PROBLEM TO SOLVE – Set down the records once more, please, exactly and with the pictures left out.
:: EXCERPTED DATA ::
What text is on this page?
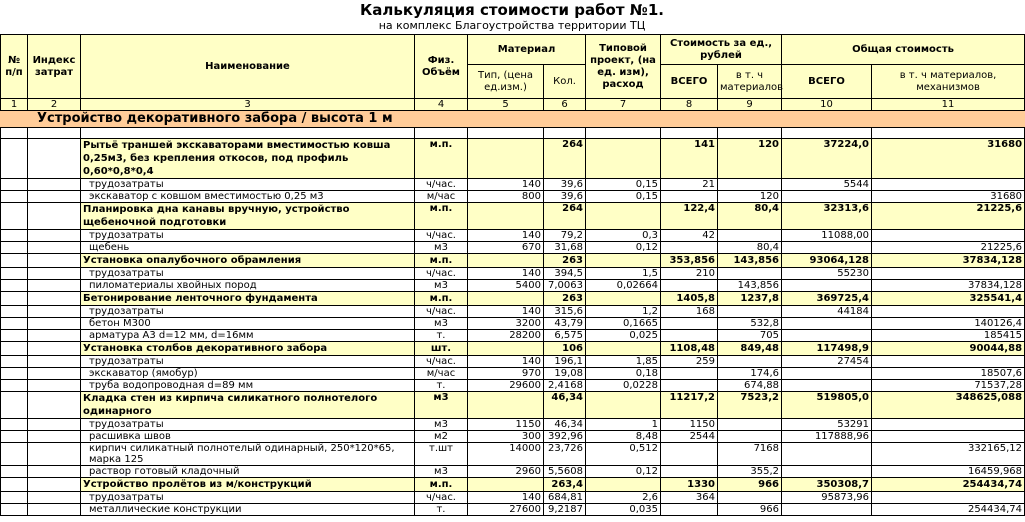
Калькуляция стоимости работ №1.
на комплекс Благоустройства территории ТЦ
№ п/п	Индекс затрат	Наименование	Физ. Объём	Материал		Типовой проект, (на ед. изм), расход	Стоимость за ед., рублей		Общая стоимость	
				Тип, (цена ед.изм.)	Кол.		ВСЕГО	в т. ч материалов	ВСЕГО	в т. ч материалов, механизмов
1	2	3	4	5	6	7	8	9	10	11
Устройство декоративного забора / высота 1 м										

		Рытьё траншей экскаваторами вместимостью ковша 0,25м3, без крепления откосов, под профиль 0,60*0,8*0,4	м.п.		264		141	120	37224,0	31680
		трудозатраты	ч/час.	140	39,6	0,15	21		5544	
		экскаватор с ковшом вместимостью 0,25 м3	м/час	800	39,6	0,15		120		31680
		Планировка дна канавы вручную, устройство щебеночной подготовки	м.п.		264		122,4	80,4	32313,6	21225,6
		трудозатраты	ч/час.	140	79,2	0,3	42		11088,00	
		щебень	м3	670	31,68	0,12		80,4		21225,6
		Установка опалубочного обрамления	м.п.		263		353,856	143,856	93064,128	37834,128
		трудозатраты	ч/час.	140	394,5	1,5	210		55230	
		пиломатериалы хвойных пород	м3	5400	7,0063	0,02664		143,856		37834,128
		Бетонирование ленточного фундамента	м.п.		263		1405,8	1237,8	369725,4	325541,4
		трудозатраты	ч/час.	140	315,6	1,2	168		44184	
		бетон М300	м3	3200	43,79	0,1665		532,8		140126,4
		арматура А3 d=12 мм, d=16мм	т.	28200	6,575	0,025		705		185415
		Установка столбов декоративного забора	шт.		106		1108,48	849,48	117498,9	90044,88
		трудозатраты	ч/час.	140	196,1	1,85	259		27454	
		экскаватор (ямобур)	м/час	970	19,08	0,18		174,6		18507,6
		труба водопроводная d=89 мм	т.	29600	2,4168	0,0228		674,88		71537,28
		Кладка стен из кирпича силикатного полнотелого одинарного	м3		46,34		11217,2	7523,2	519805,0	348625,088
		трудозатраты	м3	1150	46,34	1	1150		53291	
		расшивка швов	м2	300	392,96	8,48	2544		117888,96	
		кирпич силикатный полнотелый одинарный, 250*120*65, марка 125	т.шт	14000	23,726	0,512		7168		332165,12
		раствор готовый кладочный	м3	2960	5,5608	0,12		355,2		16459,968
		Устройство пролётов из м/конструкций	м.п.		263,4		1330	966	350308,7	254434,74
		трудозатраты	ч/час.	140	684,81	2,6	364		95873,96	
		металлические конструкции	т.	27600	9,2187	0,035		966		254434,74
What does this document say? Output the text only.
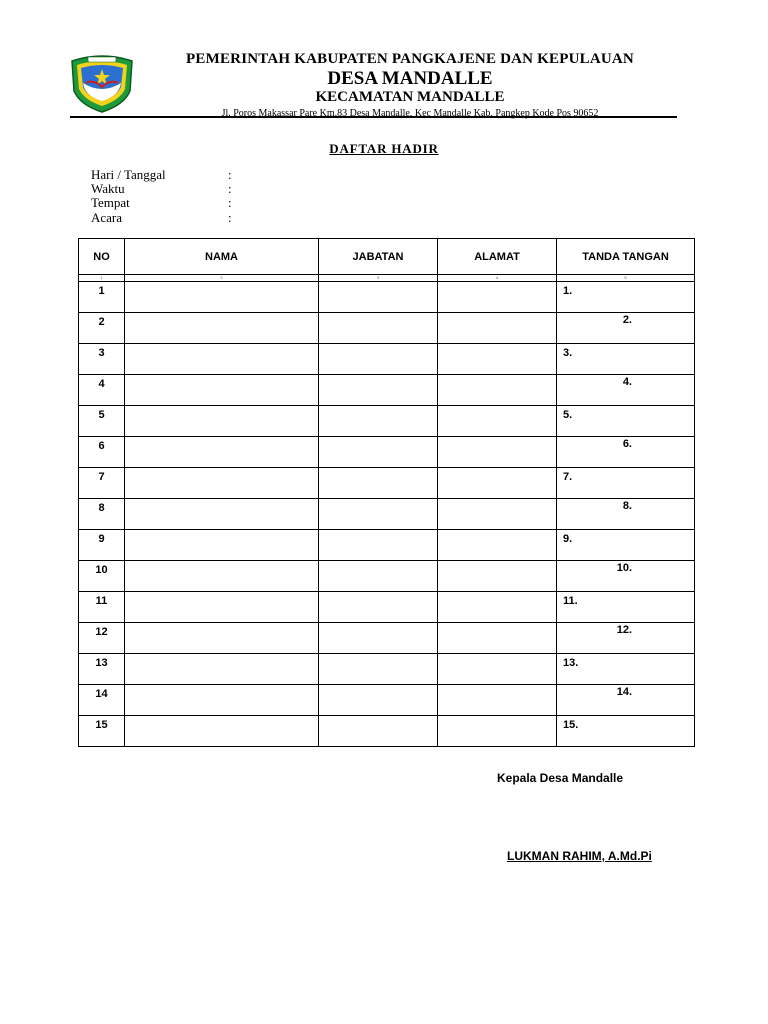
PEMERINTAH KABUPATEN PANGKAJENE DAN KEPULAUAN
DESA MANDALLE
KECAMATAN MANDALLE
Jl. Poros Makassar Pare Km.83 Desa Mandalle, Kec Mandalle Kab, Pangkep Kode Pos 90652
DAFTAR HADIR
Hari / Tanggal	:
Waktu	:
Tempat	:
Acara	:
NO	NAMA	JABATAN	ALAMAT	TANDA TANGAN
1	2	3	4	5
1				1.

2				2.

3				3.

4				4.

5				5.

6				6.

7				7.

8				8.

9				9.

10				10.

11				11.

12				12.

13				13.

14				14.

15				15.
Kepala Desa Mandalle
LUKMAN RAHIM, A.Md.Pi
:::
RIGHT ANSWER –
What text is on this page?
Калькуляция стоимости работ №1.
на комплекс Благоустройства территории ТЦ
№ п/п	Индекс затрат	Наименование	Физ. Объём	Материал		Типовой проект, (на ед. изм), расход	Стоимость за ед., рублей		Общая стоимость	
				Тип, (цена ед.изм.)	Кол.		ВСЕГО	в т. ч материалов	ВСЕГО	в т. ч материалов, механизмов
1	2	3	4	5	6	7	8	9	10	11
Устройство декоративного забора / высота 1 м										

		Рытьё траншей экскаваторами вместимостью ковша 0,25м3, без крепления откосов, под профиль 0,60*0,8*0,4	м.п.		264		141	120	37224,0	31680
		трудозатраты	ч/час.	140	39,6	0,15	21		5544	
		экскаватор с ковшом вместимостью 0,25 м3	м/час	800	39,6	0,15		120		31680
		Планировка дна канавы вручную, устройство щебеночной подготовки	м.п.		264		122,4	80,4	32313,6	21225,6
		трудозатраты	ч/час.	140	79,2	0,3	42		11088,00	
		щебень	м3	670	31,68	0,12		80,4		21225,6
		Установка опалубочного обрамления	м.п.		263		353,856	143,856	93064,128	37834,128
		трудозатраты	ч/час.	140	394,5	1,5	210		55230	
		пиломатериалы хвойных пород	м3	5400	7,0063	0,02664		143,856		37834,128
		Бетонирование ленточного фундамента	м.п.		263		1405,8	1237,8	369725,4	325541,4
		трудозатраты	ч/час.	140	315,6	1,2	168		44184	
		бетон М300	м3	3200	43,79	0,1665		532,8		140126,4
		арматура А3 d=12 мм, d=16мм	т.	28200	6,575	0,025		705		185415
		Установка столбов декоративного забора	шт.		106		1108,48	849,48	117498,9	90044,88
		трудозатраты	ч/час.	140	196,1	1,85	259		27454	
		экскаватор (ямобур)	м/час	970	19,08	0,18		174,6		18507,6
		труба водопроводная d=89 мм	т.	29600	2,4168	0,0228		674,88		71537,28
		Кладка стен из кирпича силикатного полнотелого одинарного	м3		46,34		11217,2	7523,2	519805,0	348625,088
		трудозатраты	м3	1150	46,34	1	1150		53291	
		расшивка швов	м2	300	392,96	8,48	2544		117888,96	
		кирпич силикатный полнотелый одинарный, 250*120*65, марка 125	т.шт	14000	23,726	0,512		7168		332165,12
		раствор готовый кладочный	м3	2960	5,5608	0,12		355,2		16459,968
		Устройство пролётов из м/конструкций	м.п.		263,4		1330	966	350308,7	254434,74
		трудозатраты	ч/час.	140	684,81	2,6	364		95873,96	
		металлические конструкции	т.	27600	9,2187	0,035		966		254434,74
What does this document say? Output the text only.
PEMERINTAH KABUPATEN PANGKAJENE DAN KEPULAUAN
DESA MANDALLE
KECAMATAN MANDALLE
Jl. Poros Makassar Pare Km.83 Desa Mandalle, Kec Mandalle Kab, Pangkep Kode Pos 90652
DAFTAR HADIR
Hari / Tanggal	:
Waktu	:
Tempat	:
Acara	:
NO	NAMA	JABATAN	ALAMAT	TANDA TANGAN
1	2	3	4	5
1				1.

2				2.

3				3.

4				4.

5				5.

6				6.

7				7.

8				8.

9				9.

10				10.

11				11.

12				12.

13				13.

14				14.

15				15.
Kepala Desa Mandalle
LUKMAN RAHIM, A.Md.Pi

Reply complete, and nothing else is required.